>>

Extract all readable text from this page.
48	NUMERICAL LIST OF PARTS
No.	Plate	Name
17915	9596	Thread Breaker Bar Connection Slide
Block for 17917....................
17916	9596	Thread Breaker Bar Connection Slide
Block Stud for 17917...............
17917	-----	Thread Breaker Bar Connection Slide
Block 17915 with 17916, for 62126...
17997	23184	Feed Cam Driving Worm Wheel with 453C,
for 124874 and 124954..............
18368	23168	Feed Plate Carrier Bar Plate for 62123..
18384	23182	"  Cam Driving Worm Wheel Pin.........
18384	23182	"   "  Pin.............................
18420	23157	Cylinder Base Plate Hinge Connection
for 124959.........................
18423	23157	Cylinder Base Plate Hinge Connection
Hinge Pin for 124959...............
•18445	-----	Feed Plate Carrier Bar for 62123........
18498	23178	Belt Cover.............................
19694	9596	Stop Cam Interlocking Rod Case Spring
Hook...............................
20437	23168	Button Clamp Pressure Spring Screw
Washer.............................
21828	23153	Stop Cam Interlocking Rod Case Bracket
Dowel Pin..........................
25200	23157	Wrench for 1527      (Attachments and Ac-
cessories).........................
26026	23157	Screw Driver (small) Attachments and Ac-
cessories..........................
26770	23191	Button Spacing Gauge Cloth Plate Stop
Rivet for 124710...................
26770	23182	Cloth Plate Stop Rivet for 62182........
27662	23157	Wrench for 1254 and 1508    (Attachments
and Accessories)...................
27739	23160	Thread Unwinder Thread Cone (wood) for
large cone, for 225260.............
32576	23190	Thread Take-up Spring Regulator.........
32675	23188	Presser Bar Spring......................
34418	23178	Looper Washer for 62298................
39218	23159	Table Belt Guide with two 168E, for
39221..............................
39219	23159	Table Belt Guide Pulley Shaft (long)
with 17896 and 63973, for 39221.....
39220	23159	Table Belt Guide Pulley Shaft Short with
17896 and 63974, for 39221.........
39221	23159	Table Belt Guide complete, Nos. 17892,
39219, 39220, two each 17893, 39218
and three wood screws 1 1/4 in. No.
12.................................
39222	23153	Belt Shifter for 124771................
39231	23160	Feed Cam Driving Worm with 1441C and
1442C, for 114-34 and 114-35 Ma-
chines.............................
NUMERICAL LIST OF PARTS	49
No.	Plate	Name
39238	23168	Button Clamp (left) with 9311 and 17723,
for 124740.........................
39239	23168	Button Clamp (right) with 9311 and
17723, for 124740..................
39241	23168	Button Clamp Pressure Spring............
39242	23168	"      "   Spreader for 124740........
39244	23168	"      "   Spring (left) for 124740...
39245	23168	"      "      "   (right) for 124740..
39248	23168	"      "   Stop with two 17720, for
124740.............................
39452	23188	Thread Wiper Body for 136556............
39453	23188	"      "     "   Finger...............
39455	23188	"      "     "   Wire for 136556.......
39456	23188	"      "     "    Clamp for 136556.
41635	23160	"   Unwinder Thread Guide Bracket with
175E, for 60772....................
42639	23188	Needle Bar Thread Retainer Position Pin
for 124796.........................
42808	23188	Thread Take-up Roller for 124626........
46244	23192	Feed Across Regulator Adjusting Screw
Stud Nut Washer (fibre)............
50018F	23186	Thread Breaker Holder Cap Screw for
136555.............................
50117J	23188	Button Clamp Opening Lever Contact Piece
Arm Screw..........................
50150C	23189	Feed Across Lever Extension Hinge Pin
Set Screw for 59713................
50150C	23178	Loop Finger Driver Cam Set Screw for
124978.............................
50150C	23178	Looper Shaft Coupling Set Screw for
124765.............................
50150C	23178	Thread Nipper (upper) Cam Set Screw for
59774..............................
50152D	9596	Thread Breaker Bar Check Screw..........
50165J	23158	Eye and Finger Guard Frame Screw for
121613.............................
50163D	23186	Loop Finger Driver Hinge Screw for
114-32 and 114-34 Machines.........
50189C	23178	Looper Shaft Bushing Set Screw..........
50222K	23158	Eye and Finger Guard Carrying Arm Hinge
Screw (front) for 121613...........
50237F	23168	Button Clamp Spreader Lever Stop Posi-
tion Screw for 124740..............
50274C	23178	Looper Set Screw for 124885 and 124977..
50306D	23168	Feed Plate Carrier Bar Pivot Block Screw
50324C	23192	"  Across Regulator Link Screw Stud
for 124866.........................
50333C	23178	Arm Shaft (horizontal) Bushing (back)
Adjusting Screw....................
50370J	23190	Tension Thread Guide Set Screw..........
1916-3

<<

→ What the task asks:
Identify which lines contain the word "Pulley" and copy each one.

→ Answer to this exercise:
39219	23159	Table Belt Guide Pulley Shaft (long)
39220	23159	Table Belt Guide Pulley Shaft Short with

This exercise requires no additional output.